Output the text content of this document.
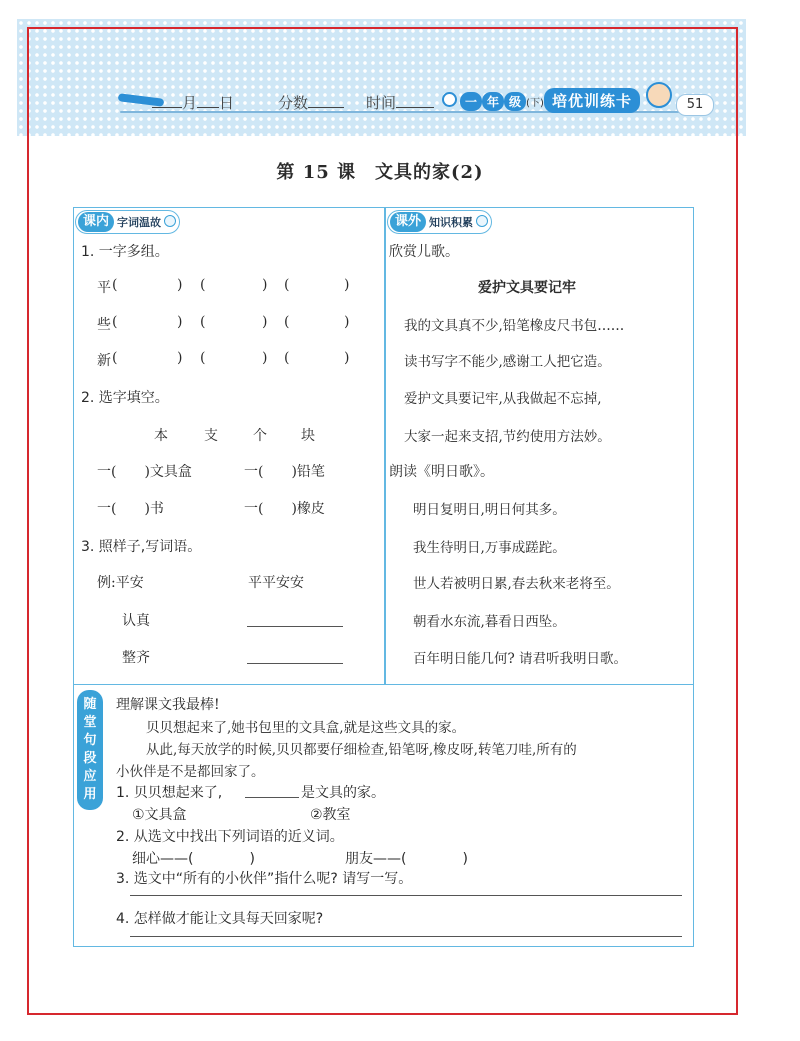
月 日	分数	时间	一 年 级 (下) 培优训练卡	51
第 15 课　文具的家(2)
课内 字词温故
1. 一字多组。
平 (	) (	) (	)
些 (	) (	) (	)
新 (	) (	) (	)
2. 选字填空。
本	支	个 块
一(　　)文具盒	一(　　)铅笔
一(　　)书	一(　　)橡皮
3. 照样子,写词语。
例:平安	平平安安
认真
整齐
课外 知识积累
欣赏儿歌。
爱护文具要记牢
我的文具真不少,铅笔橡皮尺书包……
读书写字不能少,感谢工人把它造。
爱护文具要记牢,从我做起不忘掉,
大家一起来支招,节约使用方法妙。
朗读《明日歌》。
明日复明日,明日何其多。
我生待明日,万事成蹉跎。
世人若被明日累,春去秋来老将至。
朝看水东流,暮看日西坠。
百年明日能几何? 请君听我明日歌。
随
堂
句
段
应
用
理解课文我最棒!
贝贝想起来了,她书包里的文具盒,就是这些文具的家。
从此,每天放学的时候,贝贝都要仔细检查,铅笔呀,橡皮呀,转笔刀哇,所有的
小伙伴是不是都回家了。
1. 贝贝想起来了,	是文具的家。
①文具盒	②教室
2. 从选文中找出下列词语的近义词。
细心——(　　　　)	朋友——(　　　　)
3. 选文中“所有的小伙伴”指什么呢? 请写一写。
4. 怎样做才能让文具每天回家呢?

...

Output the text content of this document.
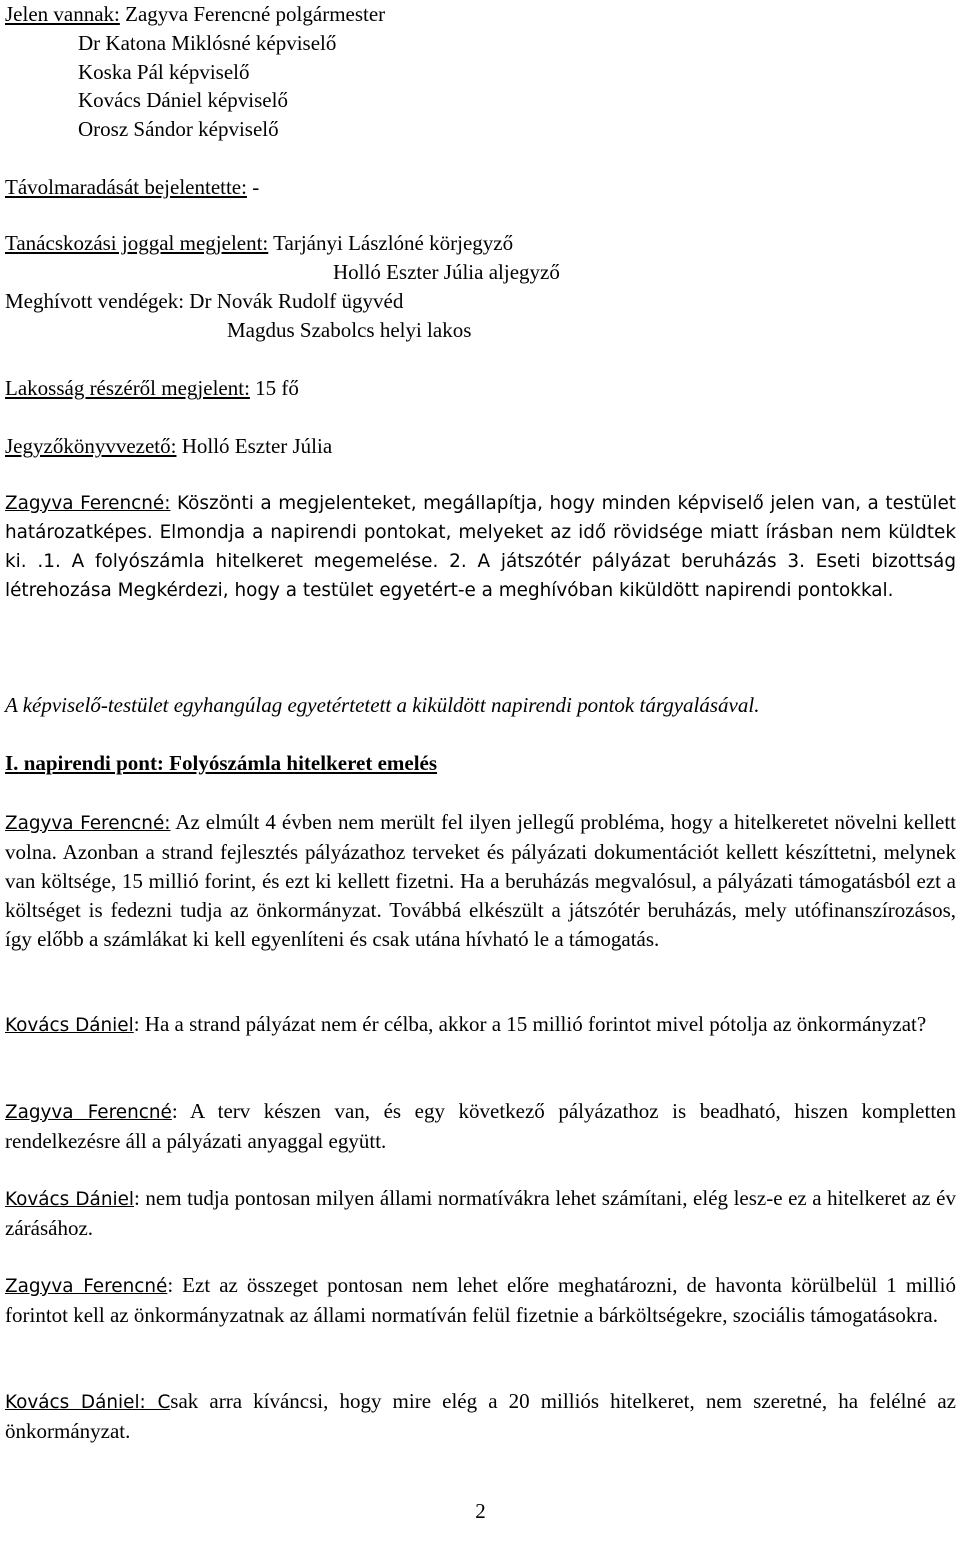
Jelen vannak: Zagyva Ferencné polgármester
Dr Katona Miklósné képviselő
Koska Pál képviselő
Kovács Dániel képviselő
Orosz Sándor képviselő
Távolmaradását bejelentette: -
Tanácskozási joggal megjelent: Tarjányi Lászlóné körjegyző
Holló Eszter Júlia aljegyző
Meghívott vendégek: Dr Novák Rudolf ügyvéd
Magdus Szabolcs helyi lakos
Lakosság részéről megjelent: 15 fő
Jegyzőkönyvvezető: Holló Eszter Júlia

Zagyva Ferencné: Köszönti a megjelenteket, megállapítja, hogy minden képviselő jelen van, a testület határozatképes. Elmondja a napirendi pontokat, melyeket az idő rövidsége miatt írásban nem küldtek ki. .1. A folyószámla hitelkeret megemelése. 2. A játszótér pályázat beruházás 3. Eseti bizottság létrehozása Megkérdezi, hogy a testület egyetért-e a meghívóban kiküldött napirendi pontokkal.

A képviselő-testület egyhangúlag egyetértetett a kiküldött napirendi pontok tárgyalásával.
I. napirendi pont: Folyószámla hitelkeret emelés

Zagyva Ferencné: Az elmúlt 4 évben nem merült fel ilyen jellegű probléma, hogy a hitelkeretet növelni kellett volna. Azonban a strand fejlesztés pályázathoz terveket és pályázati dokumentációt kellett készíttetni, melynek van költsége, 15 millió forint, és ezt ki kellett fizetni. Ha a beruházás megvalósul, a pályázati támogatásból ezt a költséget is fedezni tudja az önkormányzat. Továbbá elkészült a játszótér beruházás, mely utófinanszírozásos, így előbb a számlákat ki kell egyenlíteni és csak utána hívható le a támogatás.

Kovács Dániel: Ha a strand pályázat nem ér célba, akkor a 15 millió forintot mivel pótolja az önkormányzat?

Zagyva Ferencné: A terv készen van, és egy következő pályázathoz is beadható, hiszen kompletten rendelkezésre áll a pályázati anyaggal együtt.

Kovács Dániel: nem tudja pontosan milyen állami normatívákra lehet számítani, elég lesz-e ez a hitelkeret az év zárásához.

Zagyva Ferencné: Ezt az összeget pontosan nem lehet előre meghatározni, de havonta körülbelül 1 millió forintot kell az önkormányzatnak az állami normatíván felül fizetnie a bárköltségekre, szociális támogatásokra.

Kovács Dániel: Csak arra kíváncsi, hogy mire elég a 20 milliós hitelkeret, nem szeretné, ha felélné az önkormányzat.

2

Task brief: Count the lines that include the word "játszótér" and state the result as a bare number.

Answer: 2